RECORD EXTRACTS:
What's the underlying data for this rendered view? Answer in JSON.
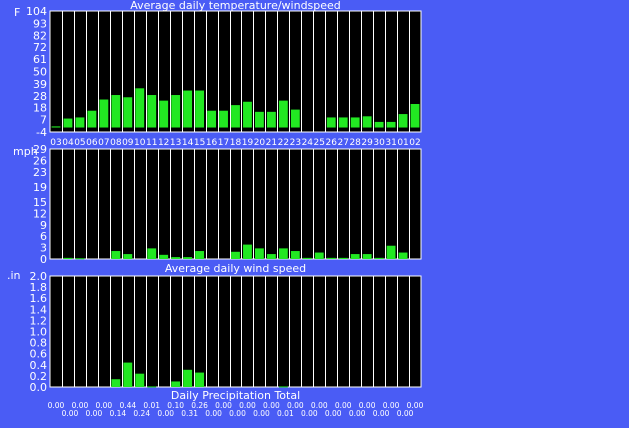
{
  "colors": {
    "background": "#4a5cf5",
    "plot": "#000000",
    "bar": "#22e822",
    "grid": "#ffffff",
    "text": "#ffffff"
  },
  "chart_data": [
    {
      "type": "bar",
      "title": "Average daily temperature/windspeed",
      "ylabel": "F",
      "ylim": [
        -4,
        104
      ],
      "yticks": [
        -4,
        7,
        18,
        28,
        39,
        50,
        61,
        72,
        82,
        93,
        104
      ],
      "categories": [
        "03",
        "04",
        "05",
        "06",
        "07",
        "08",
        "09",
        "10",
        "11",
        "12",
        "13",
        "14",
        "15",
        "16",
        "17",
        "18",
        "19",
        "20",
        "21",
        "22",
        "23",
        "24",
        "25",
        "26",
        "27",
        "28",
        "29",
        "30",
        "31",
        "01",
        "02"
      ],
      "values": [
        1,
        8,
        9,
        15,
        25,
        29,
        27,
        35,
        29,
        24,
        29,
        33,
        33,
        15,
        15,
        20,
        23,
        14,
        14,
        24,
        16,
        -1,
        -1,
        9,
        9,
        9,
        10,
        5,
        5,
        12,
        21
      ]
    },
    {
      "type": "bar",
      "title": "Average daily wind speed",
      "ylabel": "mph",
      "ylim": [
        0,
        29
      ],
      "yticks": [
        0,
        3,
        6,
        9,
        12,
        15,
        19,
        23,
        26,
        29
      ],
      "categories": [
        "03",
        "04",
        "05",
        "06",
        "07",
        "08",
        "09",
        "10",
        "11",
        "12",
        "13",
        "14",
        "15",
        "16",
        "17",
        "18",
        "19",
        "20",
        "21",
        "22",
        "23",
        "24",
        "25",
        "26",
        "27",
        "28",
        "29",
        "30",
        "31",
        "01",
        "02"
      ],
      "values": [
        0,
        0.3,
        0.2,
        0,
        0,
        2.1,
        1.3,
        0,
        2.8,
        1.1,
        0.5,
        0.5,
        2.1,
        0,
        0,
        1.9,
        3.8,
        2.8,
        1.3,
        2.8,
        2.1,
        0.3,
        1.7,
        0.3,
        0.3,
        1.3,
        1.3,
        0.3,
        3.5,
        1.7,
        0
      ]
    },
    {
      "type": "bar",
      "title": "Daily Precipitation Total",
      "ylabel": ".in",
      "ylim": [
        0,
        2
      ],
      "yticks": [
        "0.0",
        "0.2",
        "0.4",
        "0.6",
        "0.8",
        "1.0",
        "1.2",
        "1.4",
        "1.6",
        "1.8",
        "2.0"
      ],
      "categories": [
        "03",
        "04",
        "05",
        "06",
        "07",
        "08",
        "09",
        "10",
        "11",
        "12",
        "13",
        "14",
        "15",
        "16",
        "17",
        "18",
        "19",
        "20",
        "21",
        "22",
        "23",
        "24",
        "25",
        "26",
        "27",
        "28",
        "29",
        "30",
        "31",
        "01",
        "02"
      ],
      "values": [
        0,
        0,
        0,
        0,
        0,
        0.14,
        0.44,
        0.24,
        0.01,
        0,
        0.1,
        0.31,
        0.26,
        0,
        0,
        0,
        0,
        0,
        0,
        0.01,
        0,
        0,
        0,
        0,
        0,
        0,
        0,
        0,
        0,
        0,
        0
      ],
      "value_labels": [
        "0.00",
        "0.00",
        "0.00",
        "0.00",
        "0.00",
        "0.14",
        "0.44",
        "0.24",
        "0.01",
        "0.00",
        "0.10",
        "0.31",
        "0.26",
        "0.00",
        "0.00",
        "0.00",
        "0.00",
        "0.00",
        "0.00",
        "0.01",
        "0.00",
        "0.00",
        "0.00",
        "0.00",
        "0.00",
        "0.00",
        "0.00",
        "0.00",
        "0.00",
        "0.00",
        "0.00"
      ]
    }
  ]
}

WORK INSTRUCTIONS: Extract each line holding the word "title" from the records.

ANSWER TO THIS TASK:
      "title": "Average daily temperature/windspeed",
      "title": "Average daily wind speed",
      "title": "Daily Precipitation Total",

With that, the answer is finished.